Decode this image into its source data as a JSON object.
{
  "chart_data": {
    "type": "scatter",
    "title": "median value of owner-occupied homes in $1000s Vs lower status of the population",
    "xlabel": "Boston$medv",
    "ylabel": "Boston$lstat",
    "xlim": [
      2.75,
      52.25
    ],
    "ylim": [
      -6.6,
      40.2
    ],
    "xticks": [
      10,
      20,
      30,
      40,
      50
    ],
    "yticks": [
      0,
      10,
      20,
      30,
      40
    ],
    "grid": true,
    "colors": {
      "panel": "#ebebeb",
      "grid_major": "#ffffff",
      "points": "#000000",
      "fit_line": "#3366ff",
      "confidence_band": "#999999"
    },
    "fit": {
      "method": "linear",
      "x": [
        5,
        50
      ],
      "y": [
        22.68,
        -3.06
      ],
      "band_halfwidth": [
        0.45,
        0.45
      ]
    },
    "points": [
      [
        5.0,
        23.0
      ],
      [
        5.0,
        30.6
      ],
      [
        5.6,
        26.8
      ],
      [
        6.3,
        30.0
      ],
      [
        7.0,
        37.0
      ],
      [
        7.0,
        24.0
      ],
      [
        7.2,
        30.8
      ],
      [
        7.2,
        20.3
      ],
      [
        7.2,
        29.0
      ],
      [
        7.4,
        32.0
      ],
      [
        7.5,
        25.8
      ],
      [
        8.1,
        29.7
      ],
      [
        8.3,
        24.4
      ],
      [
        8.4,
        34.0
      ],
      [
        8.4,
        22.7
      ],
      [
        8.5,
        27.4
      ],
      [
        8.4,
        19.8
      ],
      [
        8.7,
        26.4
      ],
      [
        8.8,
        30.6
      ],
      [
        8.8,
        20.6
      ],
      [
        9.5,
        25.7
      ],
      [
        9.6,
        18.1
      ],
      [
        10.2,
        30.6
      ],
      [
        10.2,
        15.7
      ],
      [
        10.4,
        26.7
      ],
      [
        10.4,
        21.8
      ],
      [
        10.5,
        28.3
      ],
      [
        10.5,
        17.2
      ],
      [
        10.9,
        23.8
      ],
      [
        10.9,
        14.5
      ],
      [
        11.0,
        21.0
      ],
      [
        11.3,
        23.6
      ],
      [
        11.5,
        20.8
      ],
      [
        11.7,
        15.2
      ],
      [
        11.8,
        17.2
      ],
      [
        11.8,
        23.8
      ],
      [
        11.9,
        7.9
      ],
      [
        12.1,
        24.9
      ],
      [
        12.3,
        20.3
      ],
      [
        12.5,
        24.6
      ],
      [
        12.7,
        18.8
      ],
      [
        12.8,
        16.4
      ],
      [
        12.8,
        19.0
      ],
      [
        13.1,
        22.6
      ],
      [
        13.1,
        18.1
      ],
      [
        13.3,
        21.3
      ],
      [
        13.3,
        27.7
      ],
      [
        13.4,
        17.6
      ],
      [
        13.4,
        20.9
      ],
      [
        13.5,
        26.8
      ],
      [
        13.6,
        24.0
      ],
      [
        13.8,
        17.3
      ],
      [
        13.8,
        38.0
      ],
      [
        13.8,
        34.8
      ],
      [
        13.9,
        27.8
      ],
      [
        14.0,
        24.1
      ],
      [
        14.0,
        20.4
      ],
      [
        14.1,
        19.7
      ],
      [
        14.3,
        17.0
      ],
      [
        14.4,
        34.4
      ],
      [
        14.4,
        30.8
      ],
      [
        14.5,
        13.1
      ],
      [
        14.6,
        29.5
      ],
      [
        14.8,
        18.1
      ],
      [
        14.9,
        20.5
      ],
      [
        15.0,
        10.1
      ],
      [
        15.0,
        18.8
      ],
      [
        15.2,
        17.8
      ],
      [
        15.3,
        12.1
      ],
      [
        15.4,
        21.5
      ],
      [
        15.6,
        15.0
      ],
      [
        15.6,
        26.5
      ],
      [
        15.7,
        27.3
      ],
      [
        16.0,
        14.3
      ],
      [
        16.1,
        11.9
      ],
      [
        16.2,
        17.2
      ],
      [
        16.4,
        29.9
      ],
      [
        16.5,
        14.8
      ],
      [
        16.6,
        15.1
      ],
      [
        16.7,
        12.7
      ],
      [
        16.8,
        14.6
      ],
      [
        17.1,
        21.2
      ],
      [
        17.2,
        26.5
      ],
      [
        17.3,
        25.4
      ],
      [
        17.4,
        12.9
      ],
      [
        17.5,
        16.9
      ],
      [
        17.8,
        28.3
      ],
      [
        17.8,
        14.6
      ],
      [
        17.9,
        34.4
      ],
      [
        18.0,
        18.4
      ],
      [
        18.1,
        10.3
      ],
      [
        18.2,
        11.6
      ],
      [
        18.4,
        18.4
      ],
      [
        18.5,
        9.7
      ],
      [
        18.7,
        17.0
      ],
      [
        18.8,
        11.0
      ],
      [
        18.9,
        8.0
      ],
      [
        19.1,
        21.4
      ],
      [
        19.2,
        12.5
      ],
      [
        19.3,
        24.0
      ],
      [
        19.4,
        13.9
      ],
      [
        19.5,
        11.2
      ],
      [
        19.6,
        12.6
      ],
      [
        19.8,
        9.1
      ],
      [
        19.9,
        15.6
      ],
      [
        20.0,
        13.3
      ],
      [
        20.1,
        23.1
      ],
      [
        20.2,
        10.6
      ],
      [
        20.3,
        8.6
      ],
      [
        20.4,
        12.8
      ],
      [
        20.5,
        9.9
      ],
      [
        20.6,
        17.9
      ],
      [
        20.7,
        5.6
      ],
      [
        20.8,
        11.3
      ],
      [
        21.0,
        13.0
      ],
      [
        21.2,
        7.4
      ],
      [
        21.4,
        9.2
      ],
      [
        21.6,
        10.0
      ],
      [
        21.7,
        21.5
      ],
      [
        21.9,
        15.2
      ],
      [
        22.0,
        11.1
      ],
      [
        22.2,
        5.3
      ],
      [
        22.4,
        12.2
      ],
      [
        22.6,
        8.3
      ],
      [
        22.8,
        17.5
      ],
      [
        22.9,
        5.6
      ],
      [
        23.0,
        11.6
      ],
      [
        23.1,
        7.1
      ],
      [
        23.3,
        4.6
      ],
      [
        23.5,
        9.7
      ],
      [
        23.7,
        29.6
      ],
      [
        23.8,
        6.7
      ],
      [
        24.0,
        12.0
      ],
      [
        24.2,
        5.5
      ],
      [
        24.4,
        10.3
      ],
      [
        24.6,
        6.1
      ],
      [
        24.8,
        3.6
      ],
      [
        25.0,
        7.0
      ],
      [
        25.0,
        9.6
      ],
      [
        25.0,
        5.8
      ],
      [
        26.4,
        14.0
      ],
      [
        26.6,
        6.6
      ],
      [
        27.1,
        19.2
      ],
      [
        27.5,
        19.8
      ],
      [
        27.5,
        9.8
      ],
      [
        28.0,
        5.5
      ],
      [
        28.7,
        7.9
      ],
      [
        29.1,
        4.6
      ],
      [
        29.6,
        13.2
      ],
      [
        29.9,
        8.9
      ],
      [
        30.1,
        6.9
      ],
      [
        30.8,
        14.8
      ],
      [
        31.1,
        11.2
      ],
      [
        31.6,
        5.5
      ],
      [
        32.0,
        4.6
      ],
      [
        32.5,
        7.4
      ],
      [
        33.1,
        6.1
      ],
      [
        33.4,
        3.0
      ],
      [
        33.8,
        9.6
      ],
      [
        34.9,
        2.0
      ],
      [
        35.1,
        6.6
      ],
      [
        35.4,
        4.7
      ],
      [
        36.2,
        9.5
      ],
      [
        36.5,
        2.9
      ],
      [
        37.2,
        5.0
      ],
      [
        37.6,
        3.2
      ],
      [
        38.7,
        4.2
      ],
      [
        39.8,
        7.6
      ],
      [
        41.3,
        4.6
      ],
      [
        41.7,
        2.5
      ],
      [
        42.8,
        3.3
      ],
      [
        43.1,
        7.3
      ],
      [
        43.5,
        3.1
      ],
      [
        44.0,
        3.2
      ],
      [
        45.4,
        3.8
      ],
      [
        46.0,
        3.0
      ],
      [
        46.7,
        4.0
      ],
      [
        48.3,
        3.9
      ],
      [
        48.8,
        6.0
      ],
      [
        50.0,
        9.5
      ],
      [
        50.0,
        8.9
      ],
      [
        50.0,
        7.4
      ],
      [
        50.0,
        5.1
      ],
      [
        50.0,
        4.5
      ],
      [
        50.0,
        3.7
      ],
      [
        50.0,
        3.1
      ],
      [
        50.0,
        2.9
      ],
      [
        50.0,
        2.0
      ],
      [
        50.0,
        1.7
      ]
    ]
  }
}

-=-=-=-=-

# Exercise requirements
Search the data above for the string "Boston" and copy each line that has it.

# Complete response
    "xlabel": "Boston$medv",
    "ylabel": "Boston$lstat",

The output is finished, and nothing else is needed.